Written request.
Look through the material below. Copy every line with the string "name" in it.

Given records.
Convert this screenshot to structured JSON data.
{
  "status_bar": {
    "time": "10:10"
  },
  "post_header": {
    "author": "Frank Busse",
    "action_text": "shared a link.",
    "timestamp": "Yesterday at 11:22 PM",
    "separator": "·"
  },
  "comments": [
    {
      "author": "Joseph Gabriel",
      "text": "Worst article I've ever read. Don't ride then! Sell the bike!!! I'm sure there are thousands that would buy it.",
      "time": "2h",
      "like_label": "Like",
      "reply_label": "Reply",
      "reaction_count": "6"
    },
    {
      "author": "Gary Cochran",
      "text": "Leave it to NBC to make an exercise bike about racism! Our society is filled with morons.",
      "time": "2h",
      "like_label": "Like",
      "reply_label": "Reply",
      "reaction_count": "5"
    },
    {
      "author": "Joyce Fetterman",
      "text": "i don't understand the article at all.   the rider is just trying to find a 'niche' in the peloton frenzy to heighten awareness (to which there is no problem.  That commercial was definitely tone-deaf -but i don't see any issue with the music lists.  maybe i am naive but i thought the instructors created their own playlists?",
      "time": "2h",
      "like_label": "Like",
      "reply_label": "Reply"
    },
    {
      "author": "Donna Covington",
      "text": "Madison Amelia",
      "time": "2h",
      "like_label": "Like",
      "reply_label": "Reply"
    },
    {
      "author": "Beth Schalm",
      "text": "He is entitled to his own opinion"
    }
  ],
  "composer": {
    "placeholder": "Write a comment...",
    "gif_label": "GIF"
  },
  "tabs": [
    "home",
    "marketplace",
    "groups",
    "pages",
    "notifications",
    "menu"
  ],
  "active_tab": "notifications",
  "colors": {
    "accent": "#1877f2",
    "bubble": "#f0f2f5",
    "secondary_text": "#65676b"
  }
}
---
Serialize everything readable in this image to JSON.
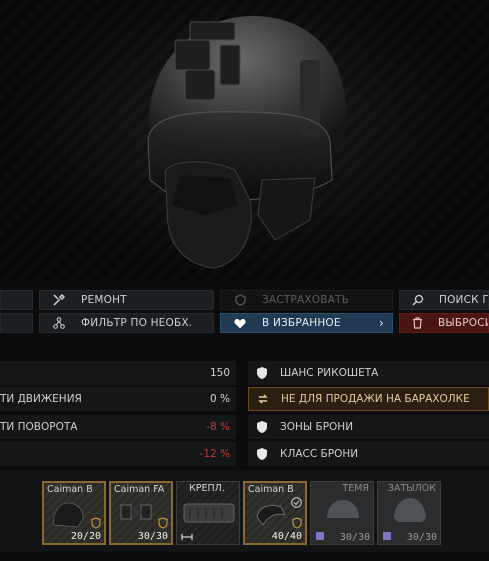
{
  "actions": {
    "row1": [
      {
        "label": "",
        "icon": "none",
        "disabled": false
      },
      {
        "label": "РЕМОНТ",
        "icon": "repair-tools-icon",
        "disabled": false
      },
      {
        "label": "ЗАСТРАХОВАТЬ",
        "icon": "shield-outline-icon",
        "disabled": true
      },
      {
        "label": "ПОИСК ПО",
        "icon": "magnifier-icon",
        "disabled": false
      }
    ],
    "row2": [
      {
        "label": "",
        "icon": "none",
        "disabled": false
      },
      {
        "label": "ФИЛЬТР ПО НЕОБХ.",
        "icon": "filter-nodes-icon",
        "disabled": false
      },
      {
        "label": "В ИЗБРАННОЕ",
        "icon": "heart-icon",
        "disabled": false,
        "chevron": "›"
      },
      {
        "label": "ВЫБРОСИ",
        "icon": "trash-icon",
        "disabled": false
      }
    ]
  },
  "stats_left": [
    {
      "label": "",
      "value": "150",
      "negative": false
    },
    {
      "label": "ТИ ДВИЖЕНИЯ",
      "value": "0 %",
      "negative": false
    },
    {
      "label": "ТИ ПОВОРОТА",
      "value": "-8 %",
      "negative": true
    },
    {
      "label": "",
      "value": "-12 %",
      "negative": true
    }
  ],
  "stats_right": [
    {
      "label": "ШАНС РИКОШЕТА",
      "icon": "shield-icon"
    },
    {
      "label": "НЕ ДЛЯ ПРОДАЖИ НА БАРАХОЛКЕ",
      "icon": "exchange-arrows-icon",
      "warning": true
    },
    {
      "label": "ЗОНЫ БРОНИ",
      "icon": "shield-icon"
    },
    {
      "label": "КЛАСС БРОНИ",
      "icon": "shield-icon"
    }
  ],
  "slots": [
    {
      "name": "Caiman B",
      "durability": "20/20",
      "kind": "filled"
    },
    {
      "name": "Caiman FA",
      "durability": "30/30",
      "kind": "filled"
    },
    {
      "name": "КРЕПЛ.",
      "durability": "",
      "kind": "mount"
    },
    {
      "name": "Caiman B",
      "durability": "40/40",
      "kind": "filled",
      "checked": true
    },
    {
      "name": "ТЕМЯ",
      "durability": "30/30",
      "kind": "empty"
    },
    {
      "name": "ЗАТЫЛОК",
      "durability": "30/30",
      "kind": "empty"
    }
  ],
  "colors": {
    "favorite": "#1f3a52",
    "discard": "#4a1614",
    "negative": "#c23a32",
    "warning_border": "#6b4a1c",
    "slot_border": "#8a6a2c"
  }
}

Answer below.
      "name": "Caiman B",
      "name": "Caiman FA",
      "name": "КРЕПЛ.",
      "name": "Caiman B",
      "name": "ТЕМЯ",
      "name": "ЗАТЫЛОК",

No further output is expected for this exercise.